# start of Material provided

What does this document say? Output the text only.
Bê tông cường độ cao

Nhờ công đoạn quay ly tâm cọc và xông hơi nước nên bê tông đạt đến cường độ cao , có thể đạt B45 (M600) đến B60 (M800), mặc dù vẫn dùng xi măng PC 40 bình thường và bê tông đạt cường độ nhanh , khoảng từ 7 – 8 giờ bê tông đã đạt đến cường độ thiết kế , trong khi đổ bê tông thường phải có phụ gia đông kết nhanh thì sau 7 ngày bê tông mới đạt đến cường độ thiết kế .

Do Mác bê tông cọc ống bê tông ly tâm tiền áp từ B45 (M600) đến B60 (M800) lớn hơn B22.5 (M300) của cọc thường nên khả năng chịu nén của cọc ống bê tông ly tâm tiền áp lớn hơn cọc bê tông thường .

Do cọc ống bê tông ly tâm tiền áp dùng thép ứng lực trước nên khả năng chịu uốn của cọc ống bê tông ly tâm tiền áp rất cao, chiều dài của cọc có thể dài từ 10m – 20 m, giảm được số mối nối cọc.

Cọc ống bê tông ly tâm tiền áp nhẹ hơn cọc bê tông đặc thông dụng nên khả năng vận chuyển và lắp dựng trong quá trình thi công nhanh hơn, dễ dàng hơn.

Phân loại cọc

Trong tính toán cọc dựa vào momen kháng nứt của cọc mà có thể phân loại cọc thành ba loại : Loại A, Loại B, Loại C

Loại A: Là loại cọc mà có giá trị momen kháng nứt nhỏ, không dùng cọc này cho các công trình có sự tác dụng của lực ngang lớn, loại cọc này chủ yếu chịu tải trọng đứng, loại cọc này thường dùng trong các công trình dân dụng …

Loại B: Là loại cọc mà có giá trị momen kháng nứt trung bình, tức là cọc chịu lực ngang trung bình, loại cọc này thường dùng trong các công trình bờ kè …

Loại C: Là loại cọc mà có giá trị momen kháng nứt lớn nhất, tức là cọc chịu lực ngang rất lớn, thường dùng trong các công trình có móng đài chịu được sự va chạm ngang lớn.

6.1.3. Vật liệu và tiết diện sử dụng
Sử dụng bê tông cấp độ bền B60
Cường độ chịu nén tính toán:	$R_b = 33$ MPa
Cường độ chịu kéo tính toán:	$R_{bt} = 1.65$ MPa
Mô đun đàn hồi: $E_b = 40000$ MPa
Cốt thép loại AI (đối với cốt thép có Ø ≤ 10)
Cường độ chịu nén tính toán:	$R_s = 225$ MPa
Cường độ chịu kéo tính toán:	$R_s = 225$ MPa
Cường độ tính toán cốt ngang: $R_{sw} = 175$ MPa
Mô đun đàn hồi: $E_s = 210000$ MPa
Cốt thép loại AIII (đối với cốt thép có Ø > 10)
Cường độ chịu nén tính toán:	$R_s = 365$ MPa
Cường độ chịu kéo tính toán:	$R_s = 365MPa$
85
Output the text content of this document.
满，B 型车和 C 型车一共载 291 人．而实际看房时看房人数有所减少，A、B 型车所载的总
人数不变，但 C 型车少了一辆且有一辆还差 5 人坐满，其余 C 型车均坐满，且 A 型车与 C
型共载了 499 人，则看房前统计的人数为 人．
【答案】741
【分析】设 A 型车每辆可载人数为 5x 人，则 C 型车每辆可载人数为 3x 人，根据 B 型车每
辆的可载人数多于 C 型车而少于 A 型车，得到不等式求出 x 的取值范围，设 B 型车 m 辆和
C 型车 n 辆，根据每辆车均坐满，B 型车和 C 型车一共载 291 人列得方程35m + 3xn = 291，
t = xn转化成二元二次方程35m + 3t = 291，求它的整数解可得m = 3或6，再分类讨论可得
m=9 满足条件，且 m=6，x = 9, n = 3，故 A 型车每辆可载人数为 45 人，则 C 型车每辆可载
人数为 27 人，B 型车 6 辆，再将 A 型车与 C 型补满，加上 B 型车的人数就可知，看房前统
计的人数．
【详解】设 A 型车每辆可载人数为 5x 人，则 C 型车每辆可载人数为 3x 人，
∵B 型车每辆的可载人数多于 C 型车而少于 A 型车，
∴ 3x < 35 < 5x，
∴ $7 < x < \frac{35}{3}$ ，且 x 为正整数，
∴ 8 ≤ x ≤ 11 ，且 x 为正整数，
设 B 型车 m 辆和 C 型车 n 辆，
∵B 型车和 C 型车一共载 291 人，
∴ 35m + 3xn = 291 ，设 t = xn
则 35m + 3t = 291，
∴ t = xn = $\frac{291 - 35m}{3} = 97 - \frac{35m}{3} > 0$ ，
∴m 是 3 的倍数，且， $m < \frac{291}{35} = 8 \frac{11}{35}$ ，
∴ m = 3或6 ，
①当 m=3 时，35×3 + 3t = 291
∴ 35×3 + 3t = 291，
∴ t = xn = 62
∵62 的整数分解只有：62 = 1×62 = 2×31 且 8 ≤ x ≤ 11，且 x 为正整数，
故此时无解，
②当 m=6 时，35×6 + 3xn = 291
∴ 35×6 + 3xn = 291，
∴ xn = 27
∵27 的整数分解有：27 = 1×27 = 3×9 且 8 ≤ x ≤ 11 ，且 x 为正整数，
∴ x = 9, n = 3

# end of Material provided

Using the listing above, reproduce each line without omission.

Answer for this exercise:
What does this document say? Output the text only.
Bê tông cường độ cao

Nhờ công đoạn quay ly tâm cọc và xông hơi nước nên bê tông đạt đến cường độ cao , có thể đạt B45 (M600) đến B60 (M800), mặc dù vẫn dùng xi măng PC 40 bình thường và bê tông đạt cường độ nhanh , khoảng từ 7 – 8 giờ bê tông đã đạt đến cường độ thiết kế , trong khi đổ bê tông thường phải có phụ gia đông kết nhanh thì sau 7 ngày bê tông mới đạt đến cường độ thiết kế .

Do Mác bê tông cọc ống bê tông ly tâm tiền áp từ B45 (M600) đến B60 (M800) lớn hơn B22.5 (M300) của cọc thường nên khả năng chịu nén của cọc ống bê tông ly tâm tiền áp lớn hơn cọc bê tông thường .

Do cọc ống bê tông ly tâm tiền áp dùng thép ứng lực trước nên khả năng chịu uốn của cọc ống bê tông ly tâm tiền áp rất cao, chiều dài của cọc có thể dài từ 10m – 20 m, giảm được số mối nối cọc.

Cọc ống bê tông ly tâm tiền áp nhẹ hơn cọc bê tông đặc thông dụng nên khả năng vận chuyển và lắp dựng trong quá trình thi công nhanh hơn, dễ dàng hơn.

Phân loại cọc

Trong tính toán cọc dựa vào momen kháng nứt của cọc mà có thể phân loại cọc thành ba loại : Loại A, Loại B, Loại C

Loại A: Là loại cọc mà có giá trị momen kháng nứt nhỏ, không dùng cọc này cho các công trình có sự tác dụng của lực ngang lớn, loại cọc này chủ yếu chịu tải trọng đứng, loại cọc này thường dùng trong các công trình dân dụng …

Loại B: Là loại cọc mà có giá trị momen kháng nứt trung bình, tức là cọc chịu lực ngang trung bình, loại cọc này thường dùng trong các công trình bờ kè …

Loại C: Là loại cọc mà có giá trị momen kháng nứt lớn nhất, tức là cọc chịu lực ngang rất lớn, thường dùng trong các công trình có móng đài chịu được sự va chạm ngang lớn.

6.1.3. Vật liệu và tiết diện sử dụng
Sử dụng bê tông cấp độ bền B60
Cường độ chịu nén tính toán:	$R_b = 33$ MPa
Cường độ chịu kéo tính toán:	$R_{bt} = 1.65$ MPa
Mô đun đàn hồi: $E_b = 40000$ MPa
Cốt thép loại AI (đối với cốt thép có Ø ≤ 10)
Cường độ chịu nén tính toán:	$R_s = 225$ MPa
Cường độ chịu kéo tính toán:	$R_s = 225$ MPa
Cường độ tính toán cốt ngang: $R_{sw} = 175$ MPa
Mô đun đàn hồi: $E_s = 210000$ MPa
Cốt thép loại AIII (đối với cốt thép có Ø > 10)
Cường độ chịu nén tính toán:	$R_s = 365$ MPa
Cường độ chịu kéo tính toán:	$R_s = 365MPa$
85
Output the text content of this document.
满，B 型车和 C 型车一共载 291 人．而实际看房时看房人数有所减少，A、B 型车所载的总
人数不变，但 C 型车少了一辆且有一辆还差 5 人坐满，其余 C 型车均坐满，且 A 型车与 C
型共载了 499 人，则看房前统计的人数为 人．
【答案】741
【分析】设 A 型车每辆可载人数为 5x 人，则 C 型车每辆可载人数为 3x 人，根据 B 型车每
辆的可载人数多于 C 型车而少于 A 型车，得到不等式求出 x 的取值范围，设 B 型车 m 辆和
C 型车 n 辆，根据每辆车均坐满，B 型车和 C 型车一共载 291 人列得方程35m + 3xn = 291，
t = xn转化成二元二次方程35m + 3t = 291，求它的整数解可得m = 3或6，再分类讨论可得
m=9 满足条件，且 m=6，x = 9, n = 3，故 A 型车每辆可载人数为 45 人，则 C 型车每辆可载
人数为 27 人，B 型车 6 辆，再将 A 型车与 C 型补满，加上 B 型车的人数就可知，看房前统
计的人数．
【详解】设 A 型车每辆可载人数为 5x 人，则 C 型车每辆可载人数为 3x 人，
∵B 型车每辆的可载人数多于 C 型车而少于 A 型车，
∴ 3x < 35 < 5x，
∴ $7 < x < \frac{35}{3}$ ，且 x 为正整数，
∴ 8 ≤ x ≤ 11 ，且 x 为正整数，
设 B 型车 m 辆和 C 型车 n 辆，
∵B 型车和 C 型车一共载 291 人，
∴ 35m + 3xn = 291 ，设 t = xn
则 35m + 3t = 291，
∴ t = xn = $\frac{291 - 35m}{3} = 97 - \frac{35m}{3} > 0$ ，
∴m 是 3 的倍数，且， $m < \frac{291}{35} = 8 \frac{11}{35}$ ，
∴ m = 3或6 ，
①当 m=3 时，35×3 + 3t = 291
∴ 35×3 + 3t = 291，
∴ t = xn = 62
∵62 的整数分解只有：62 = 1×62 = 2×31 且 8 ≤ x ≤ 11，且 x 为正整数，
故此时无解，
②当 m=6 时，35×6 + 3xn = 291
∴ 35×6 + 3xn = 291，
∴ xn = 27
∵27 的整数分解有：27 = 1×27 = 3×9 且 8 ≤ x ≤ 11 ，且 x 为正整数，
∴ x = 9, n = 3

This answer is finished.